Stampa tutte queste righe tali e quali, senza cambiare nulla.

======== ELENCO RIGHE ========

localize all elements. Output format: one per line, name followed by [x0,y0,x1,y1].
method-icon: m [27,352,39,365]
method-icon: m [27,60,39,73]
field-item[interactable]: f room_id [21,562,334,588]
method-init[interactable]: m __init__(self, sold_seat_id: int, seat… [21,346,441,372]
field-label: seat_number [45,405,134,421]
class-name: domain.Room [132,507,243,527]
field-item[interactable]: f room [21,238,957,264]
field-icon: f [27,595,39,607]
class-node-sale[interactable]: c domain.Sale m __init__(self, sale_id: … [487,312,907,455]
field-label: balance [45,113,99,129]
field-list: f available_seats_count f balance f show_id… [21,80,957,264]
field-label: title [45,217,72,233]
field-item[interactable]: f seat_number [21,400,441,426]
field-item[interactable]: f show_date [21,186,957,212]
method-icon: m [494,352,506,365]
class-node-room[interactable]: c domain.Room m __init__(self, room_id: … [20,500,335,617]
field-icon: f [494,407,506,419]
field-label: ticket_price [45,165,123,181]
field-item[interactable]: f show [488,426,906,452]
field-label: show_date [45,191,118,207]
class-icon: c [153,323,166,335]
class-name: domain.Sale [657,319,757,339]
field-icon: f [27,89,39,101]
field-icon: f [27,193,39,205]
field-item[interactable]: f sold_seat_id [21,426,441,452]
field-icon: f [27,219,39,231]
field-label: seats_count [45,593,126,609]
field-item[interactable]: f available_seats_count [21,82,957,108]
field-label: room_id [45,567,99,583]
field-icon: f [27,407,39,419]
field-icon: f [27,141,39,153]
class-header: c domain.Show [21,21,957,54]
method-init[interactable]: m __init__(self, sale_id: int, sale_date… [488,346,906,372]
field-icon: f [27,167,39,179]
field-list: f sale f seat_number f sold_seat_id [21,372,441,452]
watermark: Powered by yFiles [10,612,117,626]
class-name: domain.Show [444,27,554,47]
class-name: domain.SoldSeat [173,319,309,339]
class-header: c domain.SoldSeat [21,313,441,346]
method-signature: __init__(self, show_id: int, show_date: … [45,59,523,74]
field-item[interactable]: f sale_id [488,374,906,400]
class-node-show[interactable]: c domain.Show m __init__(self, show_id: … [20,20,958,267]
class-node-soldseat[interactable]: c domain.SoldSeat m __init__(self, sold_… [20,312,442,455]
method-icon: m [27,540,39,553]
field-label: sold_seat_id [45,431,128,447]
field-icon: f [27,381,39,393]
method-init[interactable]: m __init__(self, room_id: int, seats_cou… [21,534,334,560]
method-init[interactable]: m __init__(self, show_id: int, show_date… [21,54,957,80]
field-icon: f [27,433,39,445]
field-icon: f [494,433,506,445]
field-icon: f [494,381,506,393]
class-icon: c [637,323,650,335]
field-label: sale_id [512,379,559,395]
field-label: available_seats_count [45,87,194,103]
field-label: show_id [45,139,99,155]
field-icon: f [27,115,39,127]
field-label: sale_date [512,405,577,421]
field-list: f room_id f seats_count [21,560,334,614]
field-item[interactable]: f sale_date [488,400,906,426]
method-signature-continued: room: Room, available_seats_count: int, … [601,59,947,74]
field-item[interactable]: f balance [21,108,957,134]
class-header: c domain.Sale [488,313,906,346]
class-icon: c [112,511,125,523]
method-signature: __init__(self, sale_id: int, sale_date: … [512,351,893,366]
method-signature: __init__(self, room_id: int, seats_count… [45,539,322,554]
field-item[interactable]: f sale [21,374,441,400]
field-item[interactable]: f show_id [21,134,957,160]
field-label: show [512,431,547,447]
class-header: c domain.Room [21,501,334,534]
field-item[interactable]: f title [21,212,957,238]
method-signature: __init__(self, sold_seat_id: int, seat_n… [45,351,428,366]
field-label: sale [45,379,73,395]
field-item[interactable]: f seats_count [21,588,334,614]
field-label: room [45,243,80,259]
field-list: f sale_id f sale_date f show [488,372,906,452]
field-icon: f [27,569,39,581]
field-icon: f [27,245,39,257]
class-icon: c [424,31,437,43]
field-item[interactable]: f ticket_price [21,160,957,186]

========

> **SOLUZIONE**:
localize all elements. Output format: one per line, name followed by [x0,y0,x1,y1].
method-icon: m [27,352,39,365]
method-icon: m [27,60,39,73]
field-item[interactable]: f room_id [21,562,334,588]
method-init[interactable]: m __init__(self, sold_seat_id: int, seat… [21,346,441,372]
field-label: seat_number [45,405,134,421]
class-name: domain.Room [132,507,243,527]
field-item[interactable]: f room [21,238,957,264]
field-icon: f [27,595,39,607]
class-node-sale[interactable]: c domain.Sale m __init__(self, sale_id: … [487,312,907,455]
field-label: balance [45,113,99,129]
field-list: f available_seats_count f balance f show_id… [21,80,957,264]
field-label: title [45,217,72,233]
field-item[interactable]: f seat_number [21,400,441,426]
field-item[interactable]: f show_date [21,186,957,212]
method-icon: m [494,352,506,365]
class-node-room[interactable]: c domain.Room m __init__(self, room_id: … [20,500,335,617]
field-icon: f [494,407,506,419]
field-label: ticket_price [45,165,123,181]
field-item[interactable]: f show [488,426,906,452]
field-label: show_date [45,191,118,207]
class-icon: c [153,323,166,335]
class-name: domain.Sale [657,319,757,339]
field-icon: f [27,89,39,101]
field-icon: f [27,193,39,205]
field-item[interactable]: f sold_seat_id [21,426,441,452]
field-icon: f [27,219,39,231]
field-label: seats_count [45,593,126,609]
field-item[interactable]: f available_seats_count [21,82,957,108]
field-label: room_id [45,567,99,583]
field-icon: f [27,407,39,419]
field-icon: f [27,141,39,153]
class-header: c domain.Show [21,21,957,54]
method-init[interactable]: m __init__(self, sale_id: int, sale_date… [488,346,906,372]
field-icon: f [27,167,39,179]
field-list: f sale f seat_number f sold_seat_id [21,372,441,452]
watermark: Powered by yFiles [10,612,117,626]
class-name: domain.Show [444,27,554,47]
class-name: domain.SoldSeat [173,319,309,339]
class-header: c domain.SoldSeat [21,313,441,346]
method-signature: __init__(self, show_id: int, show_date: … [45,59,523,74]
field-item[interactable]: f sale_id [488,374,906,400]
class-node-show[interactable]: c domain.Show m __init__(self, show_id: … [20,20,958,267]
class-node-soldseat[interactable]: c domain.SoldSeat m __init__(self, sold_… [20,312,442,455]
method-icon: m [27,540,39,553]
field-label: sold_seat_id [45,431,128,447]
field-icon: f [27,381,39,393]
method-init[interactable]: m __init__(self, room_id: int, seats_cou… [21,534,334,560]
method-init[interactable]: m __init__(self, show_id: int, show_date… [21,54,957,80]
field-icon: f [27,433,39,445]
field-icon: f [494,433,506,445]
field-icon: f [494,381,506,393]
class-icon: c [637,323,650,335]
field-label: sale_id [512,379,559,395]
field-label: available_seats_count [45,87,194,103]
field-label: show_id [45,139,99,155]
field-icon: f [27,115,39,127]
field-label: sale_date [512,405,577,421]
field-list: f room_id f seats_count [21,560,334,614]
field-item[interactable]: f sale_date [488,400,906,426]
method-signature-continued: room: Room, available_seats_count: int, … [601,59,947,74]
field-item[interactable]: f balance [21,108,957,134]
class-header: c domain.Sale [488,313,906,346]
class-icon: c [112,511,125,523]
method-signature: __init__(self, sale_id: int, sale_date: … [512,351,893,366]
method-signature: __init__(self, room_id: int, seats_count… [45,539,322,554]
field-item[interactable]: f sale [21,374,441,400]
field-item[interactable]: f show_id [21,134,957,160]
field-label: show [512,431,547,447]
class-header: c domain.Room [21,501,334,534]
field-item[interactable]: f title [21,212,957,238]
method-signature: __init__(self, sold_seat_id: int, seat_n… [45,351,428,366]
field-label: sale [45,379,73,395]
field-item[interactable]: f seats_count [21,588,334,614]
field-label: room [45,243,80,259]
field-list: f sale_id f sale_date f show [488,372,906,452]
field-icon: f [27,569,39,581]
field-icon: f [27,245,39,257]
class-icon: c [424,31,437,43]
field-item[interactable]: f ticket_price [21,160,957,186]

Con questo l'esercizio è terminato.